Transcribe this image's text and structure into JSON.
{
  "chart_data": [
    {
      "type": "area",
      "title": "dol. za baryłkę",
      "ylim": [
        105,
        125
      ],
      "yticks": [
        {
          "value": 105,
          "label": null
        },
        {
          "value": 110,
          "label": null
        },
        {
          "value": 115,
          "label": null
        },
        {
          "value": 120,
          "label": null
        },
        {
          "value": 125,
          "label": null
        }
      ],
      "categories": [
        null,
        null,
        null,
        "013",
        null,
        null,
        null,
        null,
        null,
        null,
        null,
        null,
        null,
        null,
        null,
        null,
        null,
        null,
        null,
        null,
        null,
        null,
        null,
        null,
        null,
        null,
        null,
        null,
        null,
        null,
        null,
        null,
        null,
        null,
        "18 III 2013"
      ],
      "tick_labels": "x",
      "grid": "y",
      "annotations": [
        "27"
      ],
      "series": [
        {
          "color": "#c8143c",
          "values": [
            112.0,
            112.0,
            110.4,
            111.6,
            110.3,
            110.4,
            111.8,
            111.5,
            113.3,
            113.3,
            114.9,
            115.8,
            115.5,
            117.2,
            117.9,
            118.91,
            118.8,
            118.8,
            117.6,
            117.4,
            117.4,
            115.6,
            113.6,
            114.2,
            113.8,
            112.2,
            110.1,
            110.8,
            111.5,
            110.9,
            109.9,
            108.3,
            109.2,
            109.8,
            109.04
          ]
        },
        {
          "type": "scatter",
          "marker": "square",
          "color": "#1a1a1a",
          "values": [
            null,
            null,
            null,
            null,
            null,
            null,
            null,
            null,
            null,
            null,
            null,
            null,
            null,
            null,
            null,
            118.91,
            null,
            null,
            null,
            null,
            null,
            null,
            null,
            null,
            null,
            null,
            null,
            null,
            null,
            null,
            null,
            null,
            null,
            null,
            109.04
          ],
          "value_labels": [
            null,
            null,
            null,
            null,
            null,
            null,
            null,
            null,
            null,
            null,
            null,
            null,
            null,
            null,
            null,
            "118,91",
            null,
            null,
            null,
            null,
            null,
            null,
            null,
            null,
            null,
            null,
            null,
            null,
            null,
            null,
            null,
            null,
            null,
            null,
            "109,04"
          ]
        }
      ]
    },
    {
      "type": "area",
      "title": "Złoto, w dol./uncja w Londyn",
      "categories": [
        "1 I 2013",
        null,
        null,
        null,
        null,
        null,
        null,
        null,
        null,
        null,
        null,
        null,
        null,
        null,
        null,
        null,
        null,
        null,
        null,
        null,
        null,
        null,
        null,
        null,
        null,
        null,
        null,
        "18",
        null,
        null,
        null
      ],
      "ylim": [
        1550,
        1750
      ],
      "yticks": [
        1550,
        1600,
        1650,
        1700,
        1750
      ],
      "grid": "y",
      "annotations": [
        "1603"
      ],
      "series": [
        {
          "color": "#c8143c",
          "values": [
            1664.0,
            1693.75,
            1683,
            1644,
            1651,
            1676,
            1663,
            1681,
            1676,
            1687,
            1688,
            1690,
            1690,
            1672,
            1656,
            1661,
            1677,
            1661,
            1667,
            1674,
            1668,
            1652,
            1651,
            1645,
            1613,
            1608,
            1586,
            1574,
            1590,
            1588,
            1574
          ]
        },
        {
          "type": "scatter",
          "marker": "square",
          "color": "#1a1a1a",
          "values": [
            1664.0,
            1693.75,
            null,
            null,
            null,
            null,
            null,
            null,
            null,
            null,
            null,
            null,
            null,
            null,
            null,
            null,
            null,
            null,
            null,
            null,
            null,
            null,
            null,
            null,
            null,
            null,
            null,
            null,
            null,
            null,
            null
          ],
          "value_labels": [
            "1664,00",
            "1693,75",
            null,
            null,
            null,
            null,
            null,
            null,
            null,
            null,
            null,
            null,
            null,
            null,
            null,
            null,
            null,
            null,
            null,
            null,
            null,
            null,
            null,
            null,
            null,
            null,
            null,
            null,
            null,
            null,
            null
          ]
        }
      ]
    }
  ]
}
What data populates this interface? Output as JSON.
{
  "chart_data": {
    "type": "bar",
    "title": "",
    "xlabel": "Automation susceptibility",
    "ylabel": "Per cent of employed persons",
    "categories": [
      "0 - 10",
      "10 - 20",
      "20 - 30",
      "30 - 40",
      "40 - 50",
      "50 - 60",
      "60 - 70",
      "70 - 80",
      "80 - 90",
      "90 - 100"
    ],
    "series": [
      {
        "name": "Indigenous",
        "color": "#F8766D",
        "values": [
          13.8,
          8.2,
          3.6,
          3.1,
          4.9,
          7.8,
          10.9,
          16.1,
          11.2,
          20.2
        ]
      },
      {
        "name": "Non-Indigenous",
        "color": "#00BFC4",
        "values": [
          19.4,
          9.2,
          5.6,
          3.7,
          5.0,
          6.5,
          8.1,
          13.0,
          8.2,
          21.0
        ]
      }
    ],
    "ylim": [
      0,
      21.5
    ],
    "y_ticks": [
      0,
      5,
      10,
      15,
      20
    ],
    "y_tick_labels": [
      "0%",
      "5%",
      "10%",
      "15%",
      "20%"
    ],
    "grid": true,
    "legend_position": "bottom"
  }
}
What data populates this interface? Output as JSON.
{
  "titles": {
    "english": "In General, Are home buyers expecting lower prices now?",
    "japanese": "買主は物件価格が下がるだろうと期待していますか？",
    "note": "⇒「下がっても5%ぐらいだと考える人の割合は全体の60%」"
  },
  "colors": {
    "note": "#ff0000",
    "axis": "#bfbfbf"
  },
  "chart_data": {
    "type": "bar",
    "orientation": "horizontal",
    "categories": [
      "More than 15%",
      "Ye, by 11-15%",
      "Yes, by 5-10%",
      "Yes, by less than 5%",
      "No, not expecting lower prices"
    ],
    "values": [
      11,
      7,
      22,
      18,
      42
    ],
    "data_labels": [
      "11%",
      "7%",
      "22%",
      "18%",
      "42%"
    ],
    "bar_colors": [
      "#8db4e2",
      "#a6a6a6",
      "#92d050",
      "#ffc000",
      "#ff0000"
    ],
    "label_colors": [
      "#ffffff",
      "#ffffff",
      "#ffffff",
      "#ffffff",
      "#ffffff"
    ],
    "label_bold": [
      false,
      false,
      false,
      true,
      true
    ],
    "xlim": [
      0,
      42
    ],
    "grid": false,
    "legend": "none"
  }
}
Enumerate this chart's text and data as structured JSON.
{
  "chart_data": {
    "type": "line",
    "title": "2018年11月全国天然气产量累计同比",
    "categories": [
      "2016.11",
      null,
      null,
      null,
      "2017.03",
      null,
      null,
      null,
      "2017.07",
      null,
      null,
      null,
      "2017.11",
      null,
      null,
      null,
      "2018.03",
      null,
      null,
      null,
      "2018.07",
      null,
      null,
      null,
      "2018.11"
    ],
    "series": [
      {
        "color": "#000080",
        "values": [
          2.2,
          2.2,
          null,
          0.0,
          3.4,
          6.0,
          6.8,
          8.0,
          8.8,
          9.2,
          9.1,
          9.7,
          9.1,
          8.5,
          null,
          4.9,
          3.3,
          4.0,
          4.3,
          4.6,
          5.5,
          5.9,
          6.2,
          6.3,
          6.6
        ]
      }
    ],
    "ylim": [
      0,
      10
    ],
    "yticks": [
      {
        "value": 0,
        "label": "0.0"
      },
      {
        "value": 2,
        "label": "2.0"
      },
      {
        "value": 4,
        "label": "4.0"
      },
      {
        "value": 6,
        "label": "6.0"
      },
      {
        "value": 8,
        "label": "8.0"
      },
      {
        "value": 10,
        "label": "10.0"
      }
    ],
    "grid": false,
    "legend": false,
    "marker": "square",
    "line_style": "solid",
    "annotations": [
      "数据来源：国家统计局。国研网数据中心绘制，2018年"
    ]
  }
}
====
Every entry must be quoted exactly as it appears above.

- [Exercise output]:
Transcribe this image's text and structure into JSON.
{
  "chart_data": [
    {
      "type": "area",
      "title": "dol. za baryłkę",
      "ylim": [
        105,
        125
      ],
      "yticks": [
        {
          "value": 105,
          "label": null
        },
        {
          "value": 110,
          "label": null
        },
        {
          "value": 115,
          "label": null
        },
        {
          "value": 120,
          "label": null
        },
        {
          "value": 125,
          "label": null
        }
      ],
      "categories": [
        null,
        null,
        null,
        "013",
        null,
        null,
        null,
        null,
        null,
        null,
        null,
        null,
        null,
        null,
        null,
        null,
        null,
        null,
        null,
        null,
        null,
        null,
        null,
        null,
        null,
        null,
        null,
        null,
        null,
        null,
        null,
        null,
        null,
        null,
        "18 III 2013"
      ],
      "tick_labels": "x",
      "grid": "y",
      "annotations": [
        "27"
      ],
      "series": [
        {
          "color": "#c8143c",
          "values": [
            112.0,
            112.0,
            110.4,
            111.6,
            110.3,
            110.4,
            111.8,
            111.5,
            113.3,
            113.3,
            114.9,
            115.8,
            115.5,
            117.2,
            117.9,
            118.91,
            118.8,
            118.8,
            117.6,
            117.4,
            117.4,
            115.6,
            113.6,
            114.2,
            113.8,
            112.2,
            110.1,
            110.8,
            111.5,
            110.9,
            109.9,
            108.3,
            109.2,
            109.8,
            109.04
          ]
        },
        {
          "type": "scatter",
          "marker": "square",
          "color": "#1a1a1a",
          "values": [
            null,
            null,
            null,
            null,
            null,
            null,
            null,
            null,
            null,
            null,
            null,
            null,
            null,
            null,
            null,
            118.91,
            null,
            null,
            null,
            null,
            null,
            null,
            null,
            null,
            null,
            null,
            null,
            null,
            null,
            null,
            null,
            null,
            null,
            null,
            109.04
          ],
          "value_labels": [
            null,
            null,
            null,
            null,
            null,
            null,
            null,
            null,
            null,
            null,
            null,
            null,
            null,
            null,
            null,
            "118,91",
            null,
            null,
            null,
            null,
            null,
            null,
            null,
            null,
            null,
            null,
            null,
            null,
            null,
            null,
            null,
            null,
            null,
            null,
            "109,04"
          ]
        }
      ]
    },
    {
      "type": "area",
      "title": "Złoto, w dol./uncja w Londyn",
      "categories": [
        "1 I 2013",
        null,
        null,
        null,
        null,
        null,
        null,
        null,
        null,
        null,
        null,
        null,
        null,
        null,
        null,
        null,
        null,
        null,
        null,
        null,
        null,
        null,
        null,
        null,
        null,
        null,
        null,
        "18",
        null,
        null,
        null
      ],
      "ylim": [
        1550,
        1750
      ],
      "yticks": [
        1550,
        1600,
        1650,
        1700,
        1750
      ],
      "grid": "y",
      "annotations": [
        "1603"
      ],
      "series": [
        {
          "color": "#c8143c",
          "values": [
            1664.0,
            1693.75,
            1683,
            1644,
            1651,
            1676,
            1663,
            1681,
            1676,
            1687,
            1688,
            1690,
            1690,
            1672,
            1656,
            1661,
            1677,
            1661,
            1667,
            1674,
            1668,
            1652,
            1651,
            1645,
            1613,
            1608,
            1586,
            1574,
            1590,
            1588,
            1574
          ]
        },
        {
          "type": "scatter",
          "marker": "square",
          "color": "#1a1a1a",
          "values": [
            1664.0,
            1693.75,
            null,
            null,
            null,
            null,
            null,
            null,
            null,
            null,
            null,
            null,
            null,
            null,
            null,
            null,
            null,
            null,
            null,
            null,
            null,
            null,
            null,
            null,
            null,
            null,
            null,
            null,
            null,
            null,
            null
          ],
          "value_labels": [
            "1664,00",
            "1693,75",
            null,
            null,
            null,
            null,
            null,
            null,
            null,
            null,
            null,
            null,
            null,
            null,
            null,
            null,
            null,
            null,
            null,
            null,
            null,
            null,
            null,
            null,
            null,
            null,
            null,
            null,
            null,
            null,
            null
          ]
        }
      ]
    }
  ]
}
What data populates this interface? Output as JSON.
{
  "chart_data": {
    "type": "bar",
    "title": "",
    "xlabel": "Automation susceptibility",
    "ylabel": "Per cent of employed persons",
    "categories": [
      "0 - 10",
      "10 - 20",
      "20 - 30",
      "30 - 40",
      "40 - 50",
      "50 - 60",
      "60 - 70",
      "70 - 80",
      "80 - 90",
      "90 - 100"
    ],
    "series": [
      {
        "name": "Indigenous",
        "color": "#F8766D",
        "values": [
          13.8,
          8.2,
          3.6,
          3.1,
          4.9,
          7.8,
          10.9,
          16.1,
          11.2,
          20.2
        ]
      },
      {
        "name": "Non-Indigenous",
        "color": "#00BFC4",
        "values": [
          19.4,
          9.2,
          5.6,
          3.7,
          5.0,
          6.5,
          8.1,
          13.0,
          8.2,
          21.0
        ]
      }
    ],
    "ylim": [
      0,
      21.5
    ],
    "y_ticks": [
      0,
      5,
      10,
      15,
      20
    ],
    "y_tick_labels": [
      "0%",
      "5%",
      "10%",
      "15%",
      "20%"
    ],
    "grid": true,
    "legend_position": "bottom"
  }
}
What data populates this interface? Output as JSON.
{
  "titles": {
    "english": "In General, Are home buyers expecting lower prices now?",
    "japanese": "買主は物件価格が下がるだろうと期待していますか？",
    "note": "⇒「下がっても5%ぐらいだと考える人の割合は全体の60%」"
  },
  "colors": {
    "note": "#ff0000",
    "axis": "#bfbfbf"
  },
  "chart_data": {
    "type": "bar",
    "orientation": "horizontal",
    "categories": [
      "More than 15%",
      "Ye, by 11-15%",
      "Yes, by 5-10%",
      "Yes, by less than 5%",
      "No, not expecting lower prices"
    ],
    "values": [
      11,
      7,
      22,
      18,
      42
    ],
    "data_labels": [
      "11%",
      "7%",
      "22%",
      "18%",
      "42%"
    ],
    "bar_colors": [
      "#8db4e2",
      "#a6a6a6",
      "#92d050",
      "#ffc000",
      "#ff0000"
    ],
    "label_colors": [
      "#ffffff",
      "#ffffff",
      "#ffffff",
      "#ffffff",
      "#ffffff"
    ],
    "label_bold": [
      false,
      false,
      false,
      true,
      true
    ],
    "xlim": [
      0,
      42
    ],
    "grid": false,
    "legend": "none"
  }
}
Enumerate this chart's text and data as structured JSON.
{
  "chart_data": {
    "type": "line",
    "title": "2018年11月全国天然气产量累计同比",
    "categories": [
      "2016.11",
      null,
      null,
      null,
      "2017.03",
      null,
      null,
      null,
      "2017.07",
      null,
      null,
      null,
      "2017.11",
      null,
      null,
      null,
      "2018.03",
      null,
      null,
      null,
      "2018.07",
      null,
      null,
      null,
      "2018.11"
    ],
    "series": [
      {
        "color": "#000080",
        "values": [
          2.2,
          2.2,
          null,
          0.0,
          3.4,
          6.0,
          6.8,
          8.0,
          8.8,
          9.2,
          9.1,
          9.7,
          9.1,
          8.5,
          null,
          4.9,
          3.3,
          4.0,
          4.3,
          4.6,
          5.5,
          5.9,
          6.2,
          6.3,
          6.6
        ]
      }
    ],
    "ylim": [
      0,
      10
    ],
    "yticks": [
      {
        "value": 0,
        "label": "0.0"
      },
      {
        "value": 2,
        "label": "2.0"
      },
      {
        "value": 4,
        "label": "4.0"
      },
      {
        "value": 6,
        "label": "6.0"
      },
      {
        "value": 8,
        "label": "8.0"
      },
      {
        "value": 10,
        "label": "10.0"
      }
    ],
    "grid": false,
    "legend": false,
    "marker": "square",
    "line_style": "solid",
    "annotations": [
      "数据来源：国家统计局。国研网数据中心绘制，2018年"
    ]
  }
}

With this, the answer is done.